--- Start ENTRIES SHOWN ---
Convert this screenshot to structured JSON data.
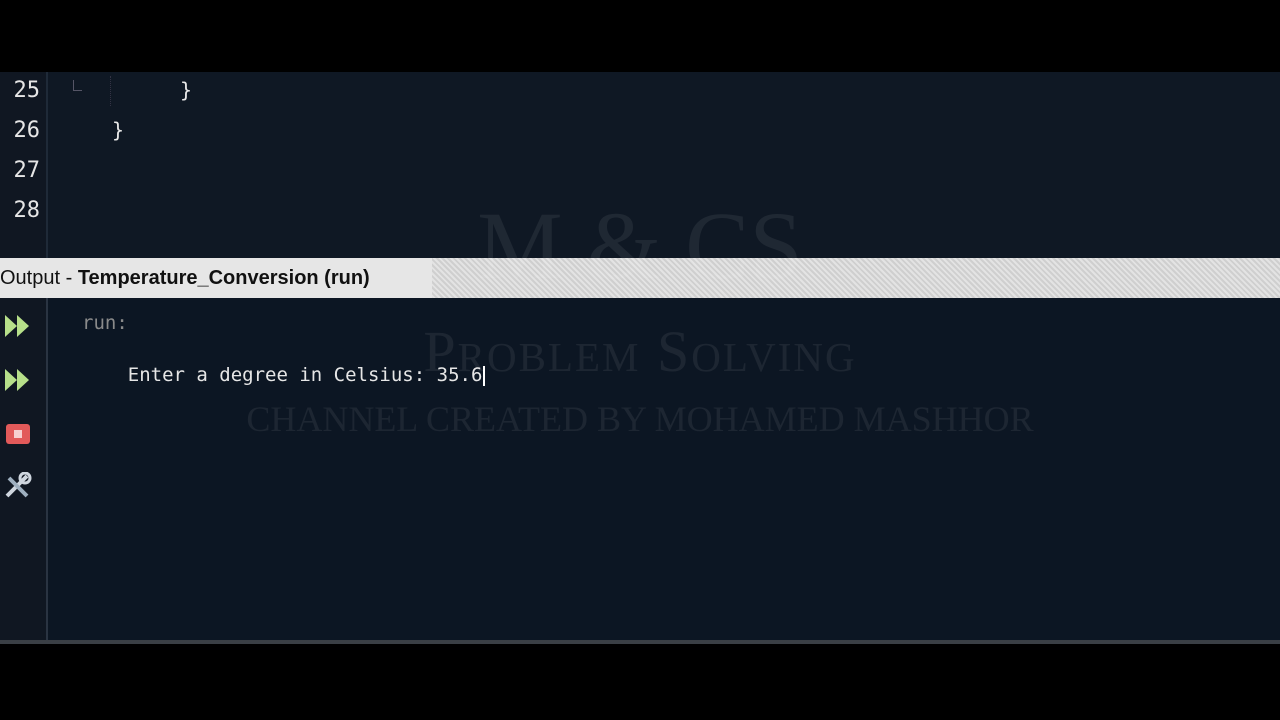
{
  "editor": {
    "lines": [
      {
        "num": "25",
        "code": "}"
      },
      {
        "num": "26",
        "code": "}"
      },
      {
        "num": "27",
        "code": ""
      },
      {
        "num": "28",
        "code": ""
      }
    ]
  },
  "output": {
    "title_prefix": "Output - ",
    "title_name": "Temperature_Conversion (run)",
    "run_label": "run:",
    "prompt": "Enter a degree in Celsius: ",
    "input_value": "35.6"
  },
  "toolbar": {
    "icons": [
      "rerun-icon",
      "rerun-with-args-icon",
      "stop-icon",
      "settings-icon"
    ]
  },
  "watermark": {
    "line1": "M & CS",
    "line2": "Problem Solving",
    "line3": "CHANNEL CREATED BY MOHAMED MASHHOR"
  },
  "colors": {
    "background": "#000000",
    "editor_bg": "#0f1824",
    "output_bg": "#0c1623",
    "run_icon": "#b7e08a",
    "stop_icon": "#e25a5a"
  }
}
--- End ENTRIES SHOWN ---
> _WHAT IS EXPECTED_
Your copy of the data should match it exactly, except that pictures are left out.

> _OUTPUT_
Convert this screenshot to structured JSON data.
{
  "editor": {
    "lines": [
      {
        "num": "25",
        "code": "}"
      },
      {
        "num": "26",
        "code": "}"
      },
      {
        "num": "27",
        "code": ""
      },
      {
        "num": "28",
        "code": ""
      }
    ]
  },
  "output": {
    "title_prefix": "Output - ",
    "title_name": "Temperature_Conversion (run)",
    "run_label": "run:",
    "prompt": "Enter a degree in Celsius: ",
    "input_value": "35.6"
  },
  "toolbar": {
    "icons": [
      "rerun-icon",
      "rerun-with-args-icon",
      "stop-icon",
      "settings-icon"
    ]
  },
  "watermark": {
    "line1": "M & CS",
    "line2": "Problem Solving",
    "line3": "CHANNEL CREATED BY MOHAMED MASHHOR"
  },
  "colors": {
    "background": "#000000",
    "editor_bg": "#0f1824",
    "output_bg": "#0c1623",
    "run_icon": "#b7e08a",
    "stop_icon": "#e25a5a"
  }
}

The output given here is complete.